»»
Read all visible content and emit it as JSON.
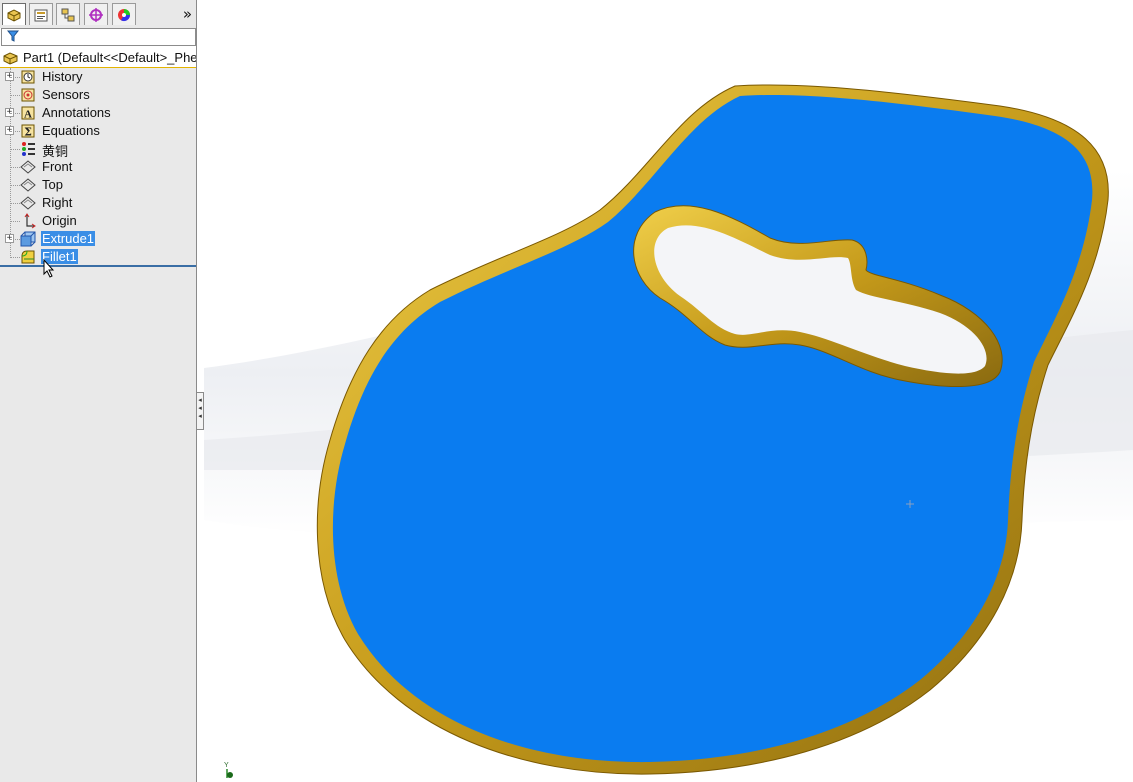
{
  "feature_tree": {
    "root_label": "Part1  (Default<<Default>_Phe",
    "items": [
      {
        "label": "History",
        "icon": "history-icon",
        "expandable": true
      },
      {
        "label": "Sensors",
        "icon": "sensors-icon",
        "expandable": false
      },
      {
        "label": "Annotations",
        "icon": "annotations-icon",
        "expandable": true
      },
      {
        "label": "Equations",
        "icon": "equations-icon",
        "expandable": true
      },
      {
        "label": "黄铜",
        "icon": "material-icon",
        "expandable": false
      },
      {
        "label": "Front",
        "icon": "plane-icon",
        "expandable": false
      },
      {
        "label": "Top",
        "icon": "plane-icon",
        "expandable": false
      },
      {
        "label": "Right",
        "icon": "plane-icon",
        "expandable": false
      },
      {
        "label": "Origin",
        "icon": "origin-icon",
        "expandable": false
      },
      {
        "label": "Extrude1",
        "icon": "extrude-icon",
        "expandable": true,
        "selected": true
      },
      {
        "label": "Fillet1",
        "icon": "fillet-icon",
        "expandable": false,
        "selected": true
      }
    ]
  },
  "tabs": [
    {
      "name": "featuremanager-tab",
      "icon": "featuremanager-icon",
      "active": true
    },
    {
      "name": "propertymanager-tab",
      "icon": "propertymanager-icon",
      "active": false
    },
    {
      "name": "configurationmanager-tab",
      "icon": "configuration-icon",
      "active": false
    },
    {
      "name": "dimxpert-tab",
      "icon": "dimxpert-icon",
      "active": false
    },
    {
      "name": "display-manager-tab",
      "icon": "appearance-icon",
      "active": false
    }
  ],
  "overflow_label": "»",
  "triad_label": "Y",
  "colors": {
    "face_blue": "#0a7cf0",
    "fillet_gold": "#c9a21c",
    "selection": "#3a8ee6",
    "highlight_bar": "#e4b400"
  }
}
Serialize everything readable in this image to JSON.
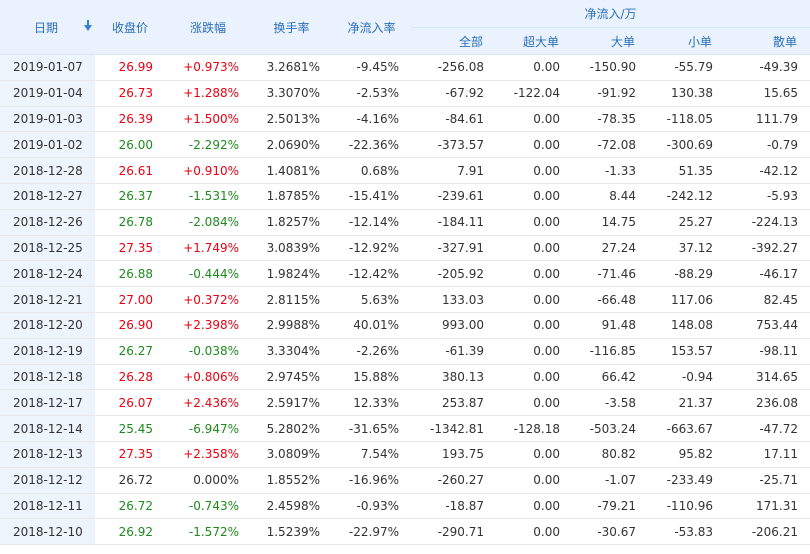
{
  "headers": {
    "date": "日期",
    "close": "收盘价",
    "change": "涨跌幅",
    "turnover": "换手率",
    "netflow_rate": "净流入率",
    "netflow_group": "净流入/万",
    "sub": [
      "全部",
      "超大单",
      "大单",
      "小单",
      "散单"
    ]
  },
  "icons": {
    "sort": "sort-down-icon"
  },
  "colors": {
    "up": "#e60012",
    "down": "#1e8a1e",
    "header_text": "#2a6ebb"
  },
  "rows": [
    {
      "date": "2019-01-07",
      "close": "26.99",
      "change": "+0.973%",
      "turnover": "3.2681%",
      "rate": "-9.45%",
      "all": "-256.08",
      "xl": "0.00",
      "l": "-150.90",
      "s": "-55.79",
      "r": "-49.39",
      "dir": "up"
    },
    {
      "date": "2019-01-04",
      "close": "26.73",
      "change": "+1.288%",
      "turnover": "3.3070%",
      "rate": "-2.53%",
      "all": "-67.92",
      "xl": "-122.04",
      "l": "-91.92",
      "s": "130.38",
      "r": "15.65",
      "dir": "up"
    },
    {
      "date": "2019-01-03",
      "close": "26.39",
      "change": "+1.500%",
      "turnover": "2.5013%",
      "rate": "-4.16%",
      "all": "-84.61",
      "xl": "0.00",
      "l": "-78.35",
      "s": "-118.05",
      "r": "111.79",
      "dir": "up"
    },
    {
      "date": "2019-01-02",
      "close": "26.00",
      "change": "-2.292%",
      "turnover": "2.0690%",
      "rate": "-22.36%",
      "all": "-373.57",
      "xl": "0.00",
      "l": "-72.08",
      "s": "-300.69",
      "r": "-0.79",
      "dir": "down"
    },
    {
      "date": "2018-12-28",
      "close": "26.61",
      "change": "+0.910%",
      "turnover": "1.4081%",
      "rate": "0.68%",
      "all": "7.91",
      "xl": "0.00",
      "l": "-1.33",
      "s": "51.35",
      "r": "-42.12",
      "dir": "up"
    },
    {
      "date": "2018-12-27",
      "close": "26.37",
      "change": "-1.531%",
      "turnover": "1.8785%",
      "rate": "-15.41%",
      "all": "-239.61",
      "xl": "0.00",
      "l": "8.44",
      "s": "-242.12",
      "r": "-5.93",
      "dir": "down"
    },
    {
      "date": "2018-12-26",
      "close": "26.78",
      "change": "-2.084%",
      "turnover": "1.8257%",
      "rate": "-12.14%",
      "all": "-184.11",
      "xl": "0.00",
      "l": "14.75",
      "s": "25.27",
      "r": "-224.13",
      "dir": "down"
    },
    {
      "date": "2018-12-25",
      "close": "27.35",
      "change": "+1.749%",
      "turnover": "3.0839%",
      "rate": "-12.92%",
      "all": "-327.91",
      "xl": "0.00",
      "l": "27.24",
      "s": "37.12",
      "r": "-392.27",
      "dir": "up"
    },
    {
      "date": "2018-12-24",
      "close": "26.88",
      "change": "-0.444%",
      "turnover": "1.9824%",
      "rate": "-12.42%",
      "all": "-205.92",
      "xl": "0.00",
      "l": "-71.46",
      "s": "-88.29",
      "r": "-46.17",
      "dir": "down"
    },
    {
      "date": "2018-12-21",
      "close": "27.00",
      "change": "+0.372%",
      "turnover": "2.8115%",
      "rate": "5.63%",
      "all": "133.03",
      "xl": "0.00",
      "l": "-66.48",
      "s": "117.06",
      "r": "82.45",
      "dir": "up"
    },
    {
      "date": "2018-12-20",
      "close": "26.90",
      "change": "+2.398%",
      "turnover": "2.9988%",
      "rate": "40.01%",
      "all": "993.00",
      "xl": "0.00",
      "l": "91.48",
      "s": "148.08",
      "r": "753.44",
      "dir": "up"
    },
    {
      "date": "2018-12-19",
      "close": "26.27",
      "change": "-0.038%",
      "turnover": "3.3304%",
      "rate": "-2.26%",
      "all": "-61.39",
      "xl": "0.00",
      "l": "-116.85",
      "s": "153.57",
      "r": "-98.11",
      "dir": "down"
    },
    {
      "date": "2018-12-18",
      "close": "26.28",
      "change": "+0.806%",
      "turnover": "2.9745%",
      "rate": "15.88%",
      "all": "380.13",
      "xl": "0.00",
      "l": "66.42",
      "s": "-0.94",
      "r": "314.65",
      "dir": "up"
    },
    {
      "date": "2018-12-17",
      "close": "26.07",
      "change": "+2.436%",
      "turnover": "2.5917%",
      "rate": "12.33%",
      "all": "253.87",
      "xl": "0.00",
      "l": "-3.58",
      "s": "21.37",
      "r": "236.08",
      "dir": "up"
    },
    {
      "date": "2018-12-14",
      "close": "25.45",
      "change": "-6.947%",
      "turnover": "5.2802%",
      "rate": "-31.65%",
      "all": "-1342.81",
      "xl": "-128.18",
      "l": "-503.24",
      "s": "-663.67",
      "r": "-47.72",
      "dir": "down"
    },
    {
      "date": "2018-12-13",
      "close": "27.35",
      "change": "+2.358%",
      "turnover": "3.0809%",
      "rate": "7.54%",
      "all": "193.75",
      "xl": "0.00",
      "l": "80.82",
      "s": "95.82",
      "r": "17.11",
      "dir": "up"
    },
    {
      "date": "2018-12-12",
      "close": "26.72",
      "change": "0.000%",
      "turnover": "1.8552%",
      "rate": "-16.96%",
      "all": "-260.27",
      "xl": "0.00",
      "l": "-1.07",
      "s": "-233.49",
      "r": "-25.71",
      "dir": "flat"
    },
    {
      "date": "2018-12-11",
      "close": "26.72",
      "change": "-0.743%",
      "turnover": "2.4598%",
      "rate": "-0.93%",
      "all": "-18.87",
      "xl": "0.00",
      "l": "-79.21",
      "s": "-110.96",
      "r": "171.31",
      "dir": "down"
    },
    {
      "date": "2018-12-10",
      "close": "26.92",
      "change": "-1.572%",
      "turnover": "1.5239%",
      "rate": "-22.97%",
      "all": "-290.71",
      "xl": "0.00",
      "l": "-30.67",
      "s": "-53.83",
      "r": "-206.21",
      "dir": "down"
    }
  ]
}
««
*AIM OF THE TASK*:
Go through the records above and copy every line with the word "featuremanager".

*RESPONSE TO THE EXERCISE*:
      "name": "featuremanager-tab",
      "icon": "featuremanager-icon",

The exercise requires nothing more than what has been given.